• ROWS:
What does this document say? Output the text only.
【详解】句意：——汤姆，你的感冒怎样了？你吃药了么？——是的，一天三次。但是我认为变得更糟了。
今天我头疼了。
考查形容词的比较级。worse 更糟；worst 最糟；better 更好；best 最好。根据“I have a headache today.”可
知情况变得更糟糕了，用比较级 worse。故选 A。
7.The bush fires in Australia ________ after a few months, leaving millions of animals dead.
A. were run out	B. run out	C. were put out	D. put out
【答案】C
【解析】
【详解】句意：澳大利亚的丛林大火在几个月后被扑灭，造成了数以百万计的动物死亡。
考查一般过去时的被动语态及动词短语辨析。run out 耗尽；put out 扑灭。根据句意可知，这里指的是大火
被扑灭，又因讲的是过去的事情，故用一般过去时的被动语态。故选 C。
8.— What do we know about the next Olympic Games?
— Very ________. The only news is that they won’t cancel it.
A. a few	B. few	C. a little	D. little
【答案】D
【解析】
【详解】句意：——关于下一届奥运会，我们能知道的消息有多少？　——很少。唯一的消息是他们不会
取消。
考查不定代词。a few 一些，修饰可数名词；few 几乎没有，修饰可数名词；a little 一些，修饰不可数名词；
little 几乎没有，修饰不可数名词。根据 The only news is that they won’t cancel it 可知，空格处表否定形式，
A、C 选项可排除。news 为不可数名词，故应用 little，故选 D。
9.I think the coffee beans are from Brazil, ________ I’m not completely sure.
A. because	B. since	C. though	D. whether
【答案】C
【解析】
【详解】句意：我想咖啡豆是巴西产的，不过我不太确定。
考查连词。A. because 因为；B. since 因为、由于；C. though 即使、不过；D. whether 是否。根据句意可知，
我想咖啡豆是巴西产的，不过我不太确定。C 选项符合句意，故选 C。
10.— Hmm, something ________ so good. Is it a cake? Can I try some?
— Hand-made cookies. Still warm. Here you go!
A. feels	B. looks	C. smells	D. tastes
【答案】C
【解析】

• OBJECTIVE: Transcribe all entries exactly as they are given.

• EXERCISE OUTPUT:
What does this document say? Output the text only.
【详解】句意：——汤姆，你的感冒怎样了？你吃药了么？——是的，一天三次。但是我认为变得更糟了。
今天我头疼了。
考查形容词的比较级。worse 更糟；worst 最糟；better 更好；best 最好。根据“I have a headache today.”可
知情况变得更糟糕了，用比较级 worse。故选 A。
7.The bush fires in Australia ________ after a few months, leaving millions of animals dead.
A. were run out	B. run out	C. were put out	D. put out
【答案】C
【解析】
【详解】句意：澳大利亚的丛林大火在几个月后被扑灭，造成了数以百万计的动物死亡。
考查一般过去时的被动语态及动词短语辨析。run out 耗尽；put out 扑灭。根据句意可知，这里指的是大火
被扑灭，又因讲的是过去的事情，故用一般过去时的被动语态。故选 C。
8.— What do we know about the next Olympic Games?
— Very ________. The only news is that they won’t cancel it.
A. a few	B. few	C. a little	D. little
【答案】D
【解析】
【详解】句意：——关于下一届奥运会，我们能知道的消息有多少？　——很少。唯一的消息是他们不会
取消。
考查不定代词。a few 一些，修饰可数名词；few 几乎没有，修饰可数名词；a little 一些，修饰不可数名词；
little 几乎没有，修饰不可数名词。根据 The only news is that they won’t cancel it 可知，空格处表否定形式，
A、C 选项可排除。news 为不可数名词，故应用 little，故选 D。
9.I think the coffee beans are from Brazil, ________ I’m not completely sure.
A. because	B. since	C. though	D. whether
【答案】C
【解析】
【详解】句意：我想咖啡豆是巴西产的，不过我不太确定。
考查连词。A. because 因为；B. since 因为、由于；C. though 即使、不过；D. whether 是否。根据句意可知，
我想咖啡豆是巴西产的，不过我不太确定。C 选项符合句意，故选 C。
10.— Hmm, something ________ so good. Is it a cake? Can I try some?
— Hand-made cookies. Still warm. Here you go!
A. feels	B. looks	C. smells	D. tastes
【答案】C
【解析】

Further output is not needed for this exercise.